◆ **WORK TO COMPLETE**
Go through the material and tally the lines containing the string "Γεώργιος". Give the total alone.

---------------

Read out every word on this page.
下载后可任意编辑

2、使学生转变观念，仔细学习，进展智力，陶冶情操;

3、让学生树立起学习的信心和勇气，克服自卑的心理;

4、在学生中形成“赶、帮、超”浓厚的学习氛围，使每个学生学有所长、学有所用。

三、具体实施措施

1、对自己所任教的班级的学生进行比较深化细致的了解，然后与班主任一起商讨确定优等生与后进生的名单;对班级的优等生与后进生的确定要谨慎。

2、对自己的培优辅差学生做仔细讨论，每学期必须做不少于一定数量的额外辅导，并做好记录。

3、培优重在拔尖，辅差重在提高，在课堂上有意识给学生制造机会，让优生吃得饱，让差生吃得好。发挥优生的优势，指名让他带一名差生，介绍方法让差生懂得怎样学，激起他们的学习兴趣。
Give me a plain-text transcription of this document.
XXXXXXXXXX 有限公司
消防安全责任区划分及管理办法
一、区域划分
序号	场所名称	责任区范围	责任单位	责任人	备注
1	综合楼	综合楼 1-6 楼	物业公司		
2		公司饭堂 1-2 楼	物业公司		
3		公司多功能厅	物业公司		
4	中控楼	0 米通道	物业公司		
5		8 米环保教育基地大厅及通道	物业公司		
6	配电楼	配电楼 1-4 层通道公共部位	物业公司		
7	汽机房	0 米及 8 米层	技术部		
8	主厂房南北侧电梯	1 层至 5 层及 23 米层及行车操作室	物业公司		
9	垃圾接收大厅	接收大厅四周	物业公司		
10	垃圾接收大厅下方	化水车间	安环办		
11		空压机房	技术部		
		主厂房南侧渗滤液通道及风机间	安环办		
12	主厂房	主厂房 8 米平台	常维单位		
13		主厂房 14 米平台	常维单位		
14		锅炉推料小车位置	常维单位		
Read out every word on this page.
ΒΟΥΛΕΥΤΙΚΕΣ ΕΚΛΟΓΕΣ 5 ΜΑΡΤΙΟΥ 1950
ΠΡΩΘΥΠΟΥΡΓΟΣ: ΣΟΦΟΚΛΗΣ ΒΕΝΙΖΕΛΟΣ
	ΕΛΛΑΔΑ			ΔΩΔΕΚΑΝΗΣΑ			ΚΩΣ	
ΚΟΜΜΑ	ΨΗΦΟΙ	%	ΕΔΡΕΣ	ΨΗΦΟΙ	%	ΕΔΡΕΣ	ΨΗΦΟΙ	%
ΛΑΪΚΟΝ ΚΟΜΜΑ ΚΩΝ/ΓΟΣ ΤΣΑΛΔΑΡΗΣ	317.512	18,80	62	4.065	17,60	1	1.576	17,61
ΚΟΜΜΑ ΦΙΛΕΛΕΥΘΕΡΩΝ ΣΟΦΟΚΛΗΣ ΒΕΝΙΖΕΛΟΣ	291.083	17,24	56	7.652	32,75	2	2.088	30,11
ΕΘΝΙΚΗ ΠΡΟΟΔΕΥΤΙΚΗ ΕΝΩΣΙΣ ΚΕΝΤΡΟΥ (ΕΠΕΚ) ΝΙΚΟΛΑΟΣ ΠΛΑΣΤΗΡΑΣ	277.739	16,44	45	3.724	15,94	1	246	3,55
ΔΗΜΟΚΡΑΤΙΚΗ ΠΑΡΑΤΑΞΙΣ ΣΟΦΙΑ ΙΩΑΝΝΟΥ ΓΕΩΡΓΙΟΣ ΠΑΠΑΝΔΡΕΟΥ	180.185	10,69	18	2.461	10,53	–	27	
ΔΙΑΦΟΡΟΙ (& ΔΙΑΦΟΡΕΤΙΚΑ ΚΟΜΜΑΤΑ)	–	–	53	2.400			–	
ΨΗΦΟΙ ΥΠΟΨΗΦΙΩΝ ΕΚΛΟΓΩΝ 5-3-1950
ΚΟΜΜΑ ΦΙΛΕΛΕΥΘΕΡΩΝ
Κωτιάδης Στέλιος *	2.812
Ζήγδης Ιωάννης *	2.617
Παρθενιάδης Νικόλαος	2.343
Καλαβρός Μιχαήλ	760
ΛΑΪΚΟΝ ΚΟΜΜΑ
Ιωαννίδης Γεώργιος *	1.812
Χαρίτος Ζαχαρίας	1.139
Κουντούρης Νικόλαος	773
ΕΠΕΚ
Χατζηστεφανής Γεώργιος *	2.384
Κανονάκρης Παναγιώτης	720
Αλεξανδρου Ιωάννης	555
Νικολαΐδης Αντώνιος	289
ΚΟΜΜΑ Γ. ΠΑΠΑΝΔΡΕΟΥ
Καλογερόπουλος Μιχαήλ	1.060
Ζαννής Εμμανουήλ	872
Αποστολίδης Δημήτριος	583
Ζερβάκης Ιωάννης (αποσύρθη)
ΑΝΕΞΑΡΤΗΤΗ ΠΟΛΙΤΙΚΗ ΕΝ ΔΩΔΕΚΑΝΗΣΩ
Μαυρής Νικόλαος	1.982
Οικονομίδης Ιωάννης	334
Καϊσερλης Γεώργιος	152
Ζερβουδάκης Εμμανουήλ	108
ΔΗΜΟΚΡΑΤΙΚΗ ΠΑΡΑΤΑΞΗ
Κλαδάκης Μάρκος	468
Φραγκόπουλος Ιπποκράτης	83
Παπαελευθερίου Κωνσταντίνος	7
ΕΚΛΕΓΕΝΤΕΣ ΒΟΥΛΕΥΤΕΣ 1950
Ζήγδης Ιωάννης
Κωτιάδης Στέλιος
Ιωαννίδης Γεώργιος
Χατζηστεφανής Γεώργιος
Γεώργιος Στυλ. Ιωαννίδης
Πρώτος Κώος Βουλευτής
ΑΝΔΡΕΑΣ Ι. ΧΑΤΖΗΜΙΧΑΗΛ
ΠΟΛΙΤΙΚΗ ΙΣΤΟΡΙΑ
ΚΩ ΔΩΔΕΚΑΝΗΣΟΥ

---------------

◆ **EXERCISE OUTPUT**
6